■ **To do**
Below are the records. Gather each line that holds "systems".

** begin Source material **

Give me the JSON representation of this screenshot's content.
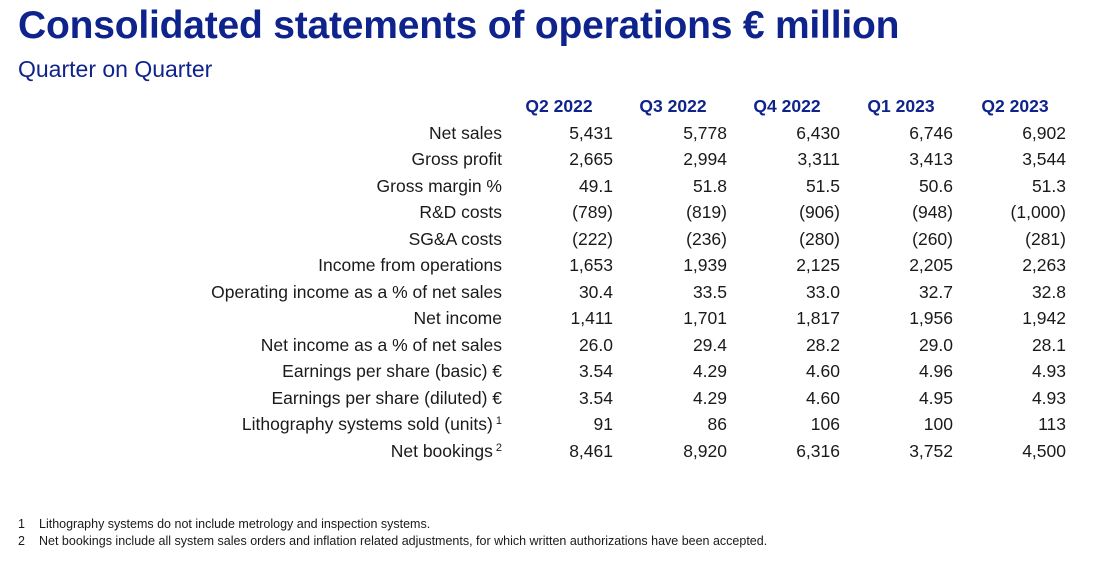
{
  "header": {
    "title": "Consolidated statements of operations € million",
    "subtitle": "Quarter on Quarter"
  },
  "table": {
    "columns": [
      "Q2 2022",
      "Q3 2022",
      "Q4 2022",
      "Q1 2023",
      "Q2 2023"
    ],
    "rows": [
      {
        "label": "Net sales",
        "sup": "",
        "values": [
          "5,431",
          "5,778",
          "6,430",
          "6,746",
          "6,902"
        ]
      },
      {
        "label": "Gross profit",
        "sup": "",
        "values": [
          "2,665",
          "2,994",
          "3,311",
          "3,413",
          "3,544"
        ]
      },
      {
        "label": "Gross margin %",
        "sup": "",
        "values": [
          "49.1",
          "51.8",
          "51.5",
          "50.6",
          "51.3"
        ]
      },
      {
        "label": "R&D costs",
        "sup": "",
        "values": [
          "(789)",
          "(819)",
          "(906)",
          "(948)",
          "(1,000)"
        ]
      },
      {
        "label": "SG&A costs",
        "sup": "",
        "values": [
          "(222)",
          "(236)",
          "(280)",
          "(260)",
          "(281)"
        ]
      },
      {
        "label": "Income from operations",
        "sup": "",
        "values": [
          "1,653",
          "1,939",
          "2,125",
          "2,205",
          "2,263"
        ]
      },
      {
        "label": "Operating income as a % of net sales",
        "sup": "",
        "values": [
          "30.4",
          "33.5",
          "33.0",
          "32.7",
          "32.8"
        ]
      },
      {
        "label": "Net income",
        "sup": "",
        "values": [
          "1,411",
          "1,701",
          "1,817",
          "1,956",
          "1,942"
        ]
      },
      {
        "label": "Net income as a % of net sales",
        "sup": "",
        "values": [
          "26.0",
          "29.4",
          "28.2",
          "29.0",
          "28.1"
        ]
      },
      {
        "label": "Earnings per share (basic) €",
        "sup": "",
        "values": [
          "3.54",
          "4.29",
          "4.60",
          "4.96",
          "4.93"
        ]
      },
      {
        "label": "Earnings per share (diluted) €",
        "sup": "",
        "values": [
          "3.54",
          "4.29",
          "4.60",
          "4.95",
          "4.93"
        ]
      },
      {
        "label": "Lithography systems sold (units)",
        "sup": "1",
        "values": [
          "91",
          "86",
          "106",
          "100",
          "113"
        ]
      },
      {
        "label": "Net bookings",
        "sup": "2",
        "values": [
          "8,461",
          "8,920",
          "6,316",
          "3,752",
          "4,500"
        ]
      }
    ]
  },
  "footnotes": [
    {
      "num": "1",
      "text": "Lithography systems do not include metrology and inspection systems."
    },
    {
      "num": "2",
      "text": "Net bookings include all system sales orders and inflation related adjustments, for which written authorizations have been accepted."
    }
  ],
  "colors": {
    "brand_blue": "#0f238c",
    "text": "#1a1a1a"
  }
}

** end Source material **

■ **Task result**
        "label": "Lithography systems sold (units)",
      "text": "Lithography systems do not include metrology and inspection systems."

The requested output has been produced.